• What is required
How many lines hold the string "your"? Give only the number.
[Begin Data records]
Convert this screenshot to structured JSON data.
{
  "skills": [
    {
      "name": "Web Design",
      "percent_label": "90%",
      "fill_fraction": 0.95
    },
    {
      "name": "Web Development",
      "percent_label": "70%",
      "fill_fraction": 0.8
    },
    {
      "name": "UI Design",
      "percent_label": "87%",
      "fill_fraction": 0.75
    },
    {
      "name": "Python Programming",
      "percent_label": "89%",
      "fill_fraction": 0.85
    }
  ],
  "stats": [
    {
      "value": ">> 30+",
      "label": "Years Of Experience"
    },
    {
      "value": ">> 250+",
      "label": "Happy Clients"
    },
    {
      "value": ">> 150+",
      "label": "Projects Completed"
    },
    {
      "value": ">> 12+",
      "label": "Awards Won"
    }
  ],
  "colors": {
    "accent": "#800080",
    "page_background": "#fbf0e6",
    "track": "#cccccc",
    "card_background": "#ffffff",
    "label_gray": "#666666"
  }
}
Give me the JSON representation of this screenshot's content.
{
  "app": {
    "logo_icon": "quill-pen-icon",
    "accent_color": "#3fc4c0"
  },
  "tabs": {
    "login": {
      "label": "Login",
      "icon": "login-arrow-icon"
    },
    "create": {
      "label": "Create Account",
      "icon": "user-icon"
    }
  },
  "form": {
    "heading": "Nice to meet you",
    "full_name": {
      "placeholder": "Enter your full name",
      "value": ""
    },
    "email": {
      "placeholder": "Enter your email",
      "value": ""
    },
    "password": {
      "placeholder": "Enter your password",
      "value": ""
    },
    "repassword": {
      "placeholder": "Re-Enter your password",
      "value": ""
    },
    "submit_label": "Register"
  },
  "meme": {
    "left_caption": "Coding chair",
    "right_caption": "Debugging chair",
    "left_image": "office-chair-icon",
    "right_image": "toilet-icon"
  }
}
[End Data records]
[Begin Data records]
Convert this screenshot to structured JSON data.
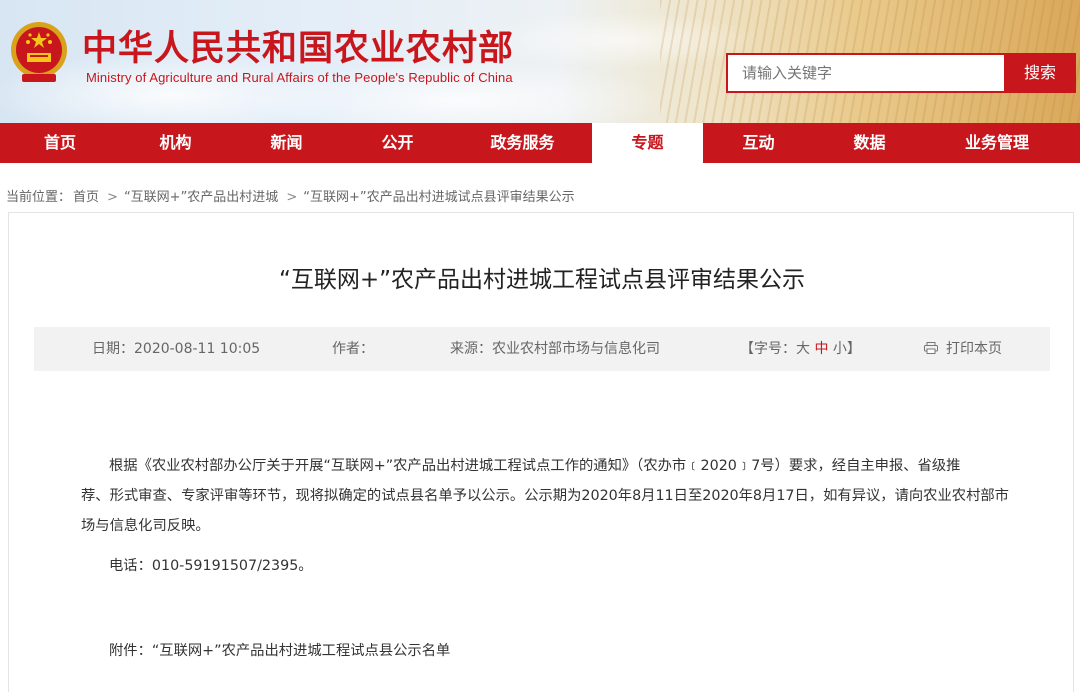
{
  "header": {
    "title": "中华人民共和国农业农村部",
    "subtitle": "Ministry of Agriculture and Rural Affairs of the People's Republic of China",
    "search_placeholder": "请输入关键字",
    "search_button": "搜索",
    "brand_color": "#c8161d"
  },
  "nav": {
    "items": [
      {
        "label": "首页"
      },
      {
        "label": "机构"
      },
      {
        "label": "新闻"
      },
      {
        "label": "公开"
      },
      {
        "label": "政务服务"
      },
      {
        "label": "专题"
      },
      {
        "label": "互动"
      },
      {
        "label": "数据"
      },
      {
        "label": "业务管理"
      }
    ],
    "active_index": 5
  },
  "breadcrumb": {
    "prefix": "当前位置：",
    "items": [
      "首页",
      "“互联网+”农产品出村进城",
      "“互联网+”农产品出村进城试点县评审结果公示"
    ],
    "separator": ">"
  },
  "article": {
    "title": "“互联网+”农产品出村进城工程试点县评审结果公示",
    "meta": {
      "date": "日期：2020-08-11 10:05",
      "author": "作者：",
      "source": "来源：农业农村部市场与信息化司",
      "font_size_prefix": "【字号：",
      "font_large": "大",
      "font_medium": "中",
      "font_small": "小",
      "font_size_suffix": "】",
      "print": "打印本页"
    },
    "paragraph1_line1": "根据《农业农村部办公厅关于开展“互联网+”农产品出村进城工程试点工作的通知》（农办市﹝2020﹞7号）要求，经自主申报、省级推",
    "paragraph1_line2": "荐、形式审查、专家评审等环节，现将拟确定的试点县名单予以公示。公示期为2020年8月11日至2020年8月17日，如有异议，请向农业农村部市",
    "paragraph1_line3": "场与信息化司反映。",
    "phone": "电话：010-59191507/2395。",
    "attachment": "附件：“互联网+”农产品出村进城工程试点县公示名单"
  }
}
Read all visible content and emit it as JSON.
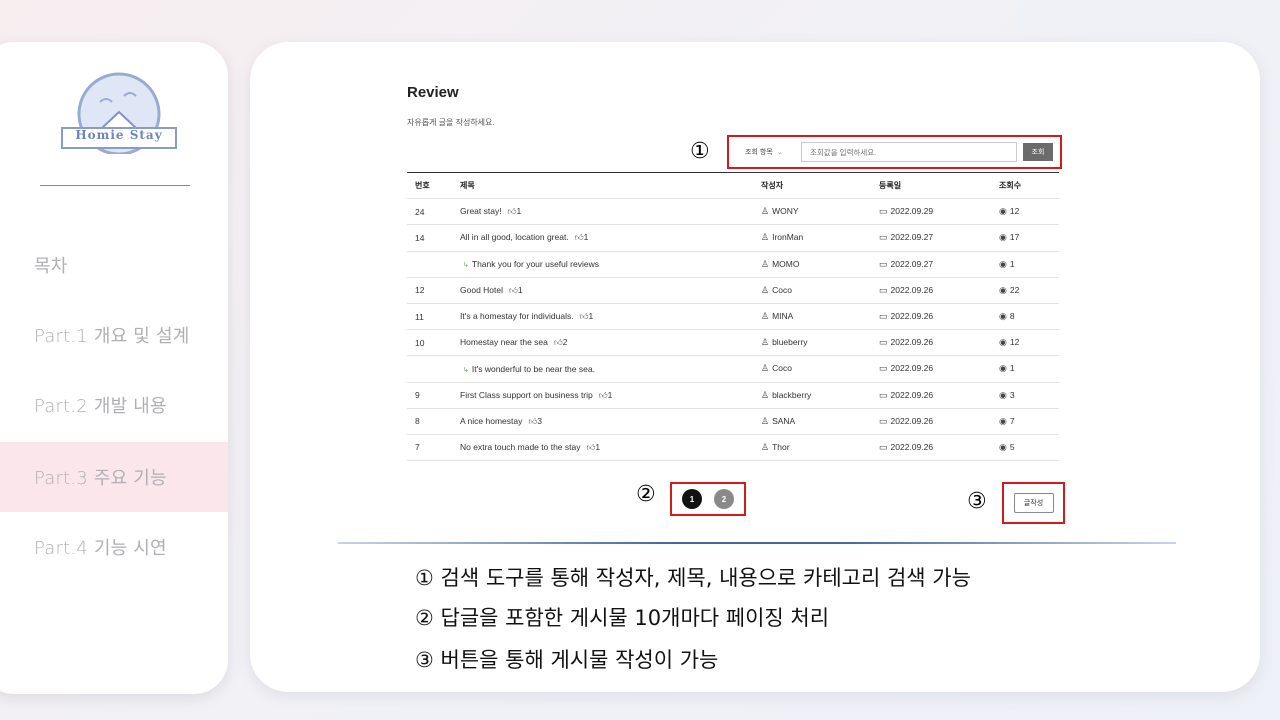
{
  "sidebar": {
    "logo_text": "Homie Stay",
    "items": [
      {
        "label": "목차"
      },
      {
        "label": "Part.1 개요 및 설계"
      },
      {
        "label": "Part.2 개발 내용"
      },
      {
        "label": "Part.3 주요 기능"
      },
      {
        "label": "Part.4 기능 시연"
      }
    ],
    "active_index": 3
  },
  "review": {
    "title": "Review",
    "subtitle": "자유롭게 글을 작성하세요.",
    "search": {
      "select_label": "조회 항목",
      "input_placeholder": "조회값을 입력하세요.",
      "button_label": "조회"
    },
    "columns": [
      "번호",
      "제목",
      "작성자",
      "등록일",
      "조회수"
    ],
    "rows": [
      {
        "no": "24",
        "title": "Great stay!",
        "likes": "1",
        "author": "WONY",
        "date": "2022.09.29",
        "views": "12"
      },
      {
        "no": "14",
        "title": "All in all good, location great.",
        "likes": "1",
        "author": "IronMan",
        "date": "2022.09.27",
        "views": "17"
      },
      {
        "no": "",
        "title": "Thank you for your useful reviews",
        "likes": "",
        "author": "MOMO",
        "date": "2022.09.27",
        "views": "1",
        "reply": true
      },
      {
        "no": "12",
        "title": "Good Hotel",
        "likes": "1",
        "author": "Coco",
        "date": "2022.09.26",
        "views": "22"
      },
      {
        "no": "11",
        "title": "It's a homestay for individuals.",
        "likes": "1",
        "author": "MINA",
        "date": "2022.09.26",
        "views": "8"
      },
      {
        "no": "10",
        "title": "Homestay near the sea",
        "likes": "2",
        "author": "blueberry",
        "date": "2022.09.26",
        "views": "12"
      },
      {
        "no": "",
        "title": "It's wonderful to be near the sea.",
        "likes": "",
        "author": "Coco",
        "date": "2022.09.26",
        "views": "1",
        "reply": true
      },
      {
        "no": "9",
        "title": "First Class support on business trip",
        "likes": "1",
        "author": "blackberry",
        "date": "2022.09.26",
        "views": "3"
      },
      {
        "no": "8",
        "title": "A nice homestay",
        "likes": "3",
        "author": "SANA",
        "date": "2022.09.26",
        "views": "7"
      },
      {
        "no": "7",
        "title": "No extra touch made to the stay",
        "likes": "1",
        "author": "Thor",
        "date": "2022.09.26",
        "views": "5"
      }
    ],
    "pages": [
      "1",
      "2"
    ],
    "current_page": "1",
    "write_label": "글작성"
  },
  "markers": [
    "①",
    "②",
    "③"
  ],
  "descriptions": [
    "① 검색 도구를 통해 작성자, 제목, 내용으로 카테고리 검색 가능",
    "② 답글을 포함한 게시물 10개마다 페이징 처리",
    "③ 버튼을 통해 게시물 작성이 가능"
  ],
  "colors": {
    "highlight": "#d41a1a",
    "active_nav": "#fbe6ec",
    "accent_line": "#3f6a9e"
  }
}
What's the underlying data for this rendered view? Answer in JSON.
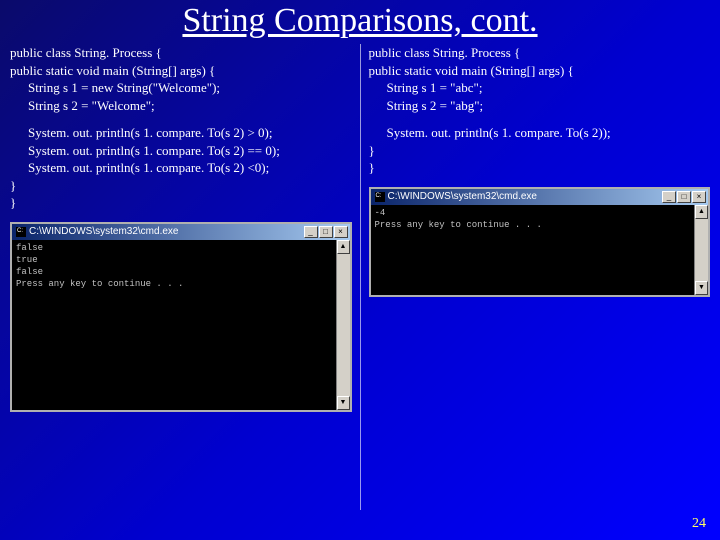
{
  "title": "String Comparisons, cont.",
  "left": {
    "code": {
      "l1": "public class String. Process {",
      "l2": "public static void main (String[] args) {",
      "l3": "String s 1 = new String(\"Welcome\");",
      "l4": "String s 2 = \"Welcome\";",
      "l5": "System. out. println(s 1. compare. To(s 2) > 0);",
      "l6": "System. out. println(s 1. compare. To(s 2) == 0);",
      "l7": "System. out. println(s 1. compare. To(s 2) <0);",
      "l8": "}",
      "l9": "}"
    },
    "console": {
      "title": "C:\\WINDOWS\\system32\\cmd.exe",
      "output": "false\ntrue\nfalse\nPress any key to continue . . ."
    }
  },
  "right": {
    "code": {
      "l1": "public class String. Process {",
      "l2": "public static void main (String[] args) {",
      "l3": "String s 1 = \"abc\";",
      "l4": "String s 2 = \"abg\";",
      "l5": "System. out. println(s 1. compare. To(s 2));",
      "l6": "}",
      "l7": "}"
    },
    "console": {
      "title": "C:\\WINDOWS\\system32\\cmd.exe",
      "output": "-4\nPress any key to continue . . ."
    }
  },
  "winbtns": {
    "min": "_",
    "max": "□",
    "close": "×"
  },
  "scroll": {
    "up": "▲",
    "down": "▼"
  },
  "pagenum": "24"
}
[End Data records]
• The solution
5